• DATA TO USE:
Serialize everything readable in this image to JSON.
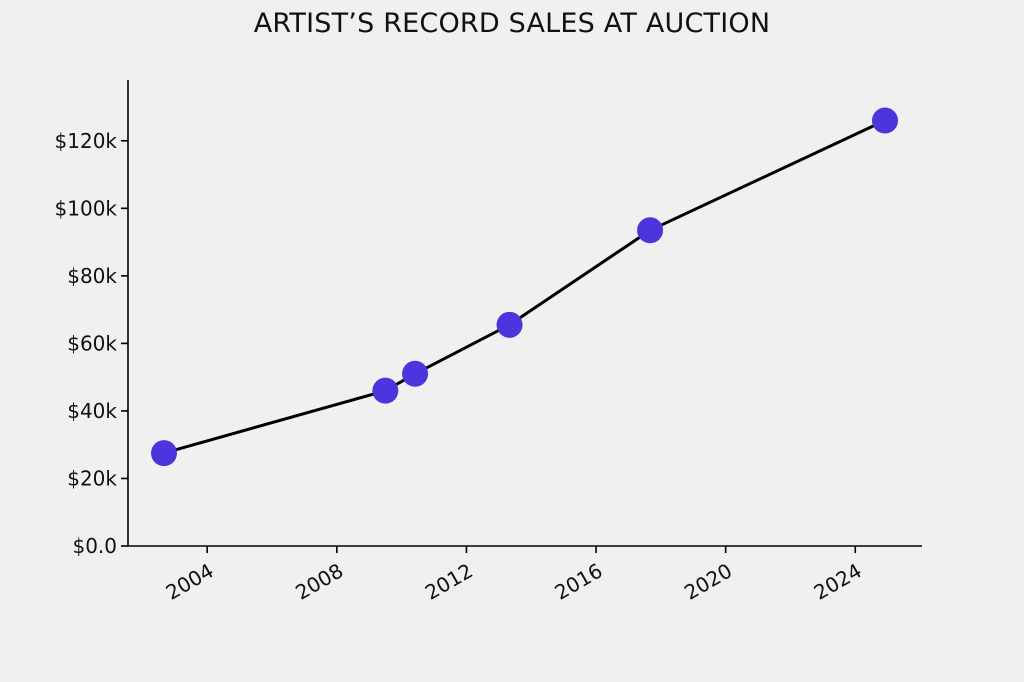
{
  "colors": {
    "background": "#f0f0f0",
    "line": "#000000",
    "marker": "#4b35dd",
    "axis": "#000000"
  },
  "chart_data": {
    "type": "line",
    "title": "ARTIST’S RECORD SALES AT AUCTION",
    "xlabel": "",
    "ylabel": "",
    "x_axis_type": "date",
    "y_format": "currency-thousands",
    "grid": false,
    "legend": "none",
    "xlim": [
      "2001-09-01",
      "2026-03-01"
    ],
    "ylim": [
      0,
      138000
    ],
    "x_ticks": [
      {
        "date": "2004-01-01",
        "label": "2004"
      },
      {
        "date": "2008-01-01",
        "label": "2008"
      },
      {
        "date": "2012-01-01",
        "label": "2012"
      },
      {
        "date": "2016-01-01",
        "label": "2016"
      },
      {
        "date": "2020-01-01",
        "label": "2020"
      },
      {
        "date": "2024-01-01",
        "label": "2024"
      }
    ],
    "y_ticks": [
      {
        "value": 0,
        "label": "$0.0"
      },
      {
        "value": 20000,
        "label": "$20k"
      },
      {
        "value": 40000,
        "label": "$40k"
      },
      {
        "value": 60000,
        "label": "$60k"
      },
      {
        "value": 80000,
        "label": "$80k"
      },
      {
        "value": 100000,
        "label": "$100k"
      },
      {
        "value": 120000,
        "label": "$120k"
      }
    ],
    "series": [
      {
        "points": [
          {
            "x": "2002-09-01",
            "y": 27500
          },
          {
            "x": "2009-07-01",
            "y": 46000
          },
          {
            "x": "2010-06-01",
            "y": 51000
          },
          {
            "x": "2013-05-01",
            "y": 65500
          },
          {
            "x": "2017-09-01",
            "y": 93500
          },
          {
            "x": "2024-12-01",
            "y": 126000
          }
        ]
      }
    ]
  }
}
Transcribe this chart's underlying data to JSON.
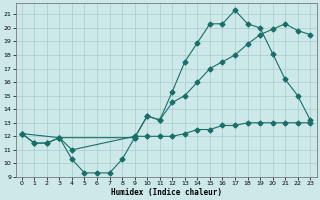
{
  "xlabel": "Humidex (Indice chaleur)",
  "x_ticks": [
    0,
    1,
    2,
    3,
    4,
    5,
    6,
    7,
    8,
    9,
    10,
    11,
    12,
    13,
    14,
    15,
    16,
    17,
    18,
    19,
    20,
    21,
    22,
    23
  ],
  "y_ticks": [
    9,
    10,
    11,
    12,
    13,
    14,
    15,
    16,
    17,
    18,
    19,
    20,
    21
  ],
  "xlim": [
    -0.5,
    23.5
  ],
  "ylim": [
    9.0,
    21.8
  ],
  "bg_color": "#cce8e8",
  "grid_color": "#aacccc",
  "line_color": "#1a6e6a",
  "line1_x": [
    0,
    1,
    2,
    3,
    4,
    5,
    6,
    7,
    8,
    9,
    10,
    11,
    12,
    13,
    14,
    15,
    16,
    17,
    18,
    19,
    20,
    21,
    22,
    23
  ],
  "line1_y": [
    12.2,
    11.5,
    11.5,
    11.9,
    10.3,
    9.3,
    9.3,
    9.3,
    10.3,
    11.9,
    13.5,
    13.2,
    15.3,
    17.5,
    18.9,
    20.3,
    20.3,
    21.3,
    20.3,
    20.0,
    18.1,
    16.2,
    15.0,
    13.2
  ],
  "line2_x": [
    0,
    3,
    9,
    10,
    11,
    12,
    13,
    14,
    15,
    16,
    17,
    18,
    19,
    20,
    21,
    22,
    23
  ],
  "line2_y": [
    12.2,
    11.9,
    11.9,
    13.5,
    13.2,
    14.5,
    15.0,
    16.0,
    17.0,
    17.5,
    18.0,
    18.8,
    19.5,
    19.9,
    20.3,
    19.8,
    19.5
  ],
  "line3_x": [
    0,
    1,
    2,
    3,
    4,
    9,
    10,
    11,
    12,
    13,
    14,
    15,
    16,
    17,
    18,
    19,
    20,
    21,
    22,
    23
  ],
  "line3_y": [
    12.2,
    11.5,
    11.5,
    11.9,
    11.0,
    12.0,
    12.0,
    12.0,
    12.0,
    12.2,
    12.5,
    12.5,
    12.8,
    12.8,
    13.0,
    13.0,
    13.0,
    13.0,
    13.0,
    13.0
  ]
}
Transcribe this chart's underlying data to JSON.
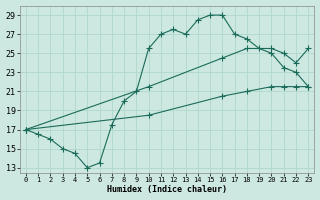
{
  "xlabel": "Humidex (Indice chaleur)",
  "xlim": [
    -0.5,
    23.5
  ],
  "ylim": [
    12.5,
    30.0
  ],
  "xticks": [
    0,
    1,
    2,
    3,
    4,
    5,
    6,
    7,
    8,
    9,
    10,
    11,
    12,
    13,
    14,
    15,
    16,
    17,
    18,
    19,
    20,
    21,
    22,
    23
  ],
  "yticks": [
    13,
    15,
    17,
    19,
    21,
    23,
    25,
    27,
    29
  ],
  "bg_color": "#cce8e0",
  "line_color": "#1a6b5a",
  "grid_color": "#b0d8ce",
  "curve1_x": [
    0,
    1,
    2,
    3,
    4,
    5,
    6,
    7,
    8,
    9,
    10,
    11,
    12,
    13,
    14,
    15,
    16,
    17,
    18,
    19,
    20,
    21,
    22,
    23
  ],
  "curve1_y": [
    17,
    16.5,
    16.0,
    15.0,
    14.5,
    13.0,
    13.5,
    17.5,
    20.0,
    21.0,
    25.5,
    27.0,
    27.5,
    27.0,
    28.5,
    29.0,
    29.0,
    27.0,
    26.5,
    25.5,
    25.0,
    23.5,
    23.0,
    21.5
  ],
  "curve2_x": [
    0,
    10,
    16,
    18,
    20,
    21,
    22,
    23
  ],
  "curve2_y": [
    17,
    21.5,
    24.5,
    25.5,
    25.5,
    25.0,
    24.0,
    25.5
  ],
  "curve3_x": [
    0,
    10,
    16,
    18,
    20,
    21,
    22,
    23
  ],
  "curve3_y": [
    17,
    18.5,
    20.5,
    21.0,
    21.5,
    21.5,
    21.5,
    21.5
  ]
}
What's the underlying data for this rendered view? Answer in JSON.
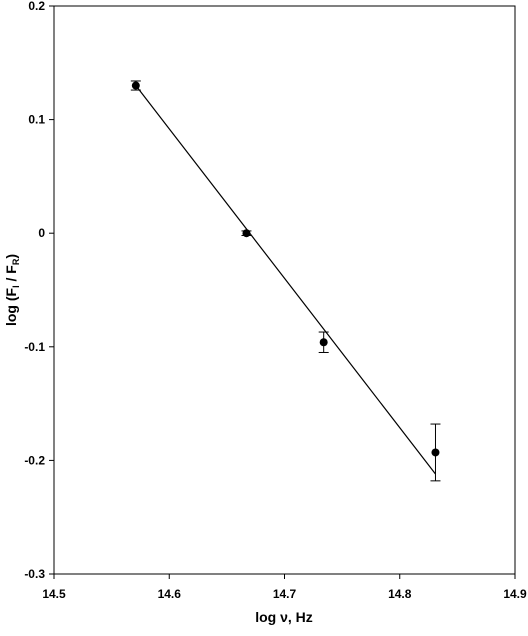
{
  "chart_data": {
    "type": "scatter",
    "xlabel": "log ν, Hz",
    "ylabel": [
      "log (F",
      "I",
      " / F",
      "R",
      ")"
    ],
    "x": [
      14.571,
      14.667,
      14.734,
      14.831
    ],
    "values": [
      0.13,
      0.0,
      -0.096,
      -0.193
    ],
    "errors": [
      0.004,
      0.002,
      0.009,
      0.025
    ],
    "color": "#000000",
    "fit": {
      "x": [
        14.571,
        14.831
      ],
      "values": [
        0.13,
        -0.212
      ]
    },
    "xlim": [
      14.5,
      14.9
    ],
    "xticks": [
      14.5,
      14.6,
      14.7,
      14.8,
      14.9
    ],
    "ylim": [
      -0.3,
      0.2
    ],
    "yticks": [
      0.2,
      0.1,
      0,
      -0.1,
      -0.2,
      -0.3
    ]
  }
}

• WORK TO BE COMPLETED:
Each line from the one that contains "What's the underlying" to the end of the listing must be quoted exactly; no other line and no picture belongs in the copy.

• TASK RESPONSE:
What's the underlying data for this rendered view? Answer in JSON.
{
  "chart_data": {
    "type": "scatter",
    "xlabel": "log ν, Hz",
    "ylabel": [
      "log (F",
      "I",
      " / F",
      "R",
      ")"
    ],
    "x": [
      14.571,
      14.667,
      14.734,
      14.831
    ],
    "values": [
      0.13,
      0.0,
      -0.096,
      -0.193
    ],
    "errors": [
      0.004,
      0.002,
      0.009,
      0.025
    ],
    "color": "#000000",
    "fit": {
      "x": [
        14.571,
        14.831
      ],
      "values": [
        0.13,
        -0.212
      ]
    },
    "xlim": [
      14.5,
      14.9
    ],
    "xticks": [
      14.5,
      14.6,
      14.7,
      14.8,
      14.9
    ],
    "ylim": [
      -0.3,
      0.2
    ],
    "yticks": [
      0.2,
      0.1,
      0,
      -0.1,
      -0.2,
      -0.3
    ]
  }
}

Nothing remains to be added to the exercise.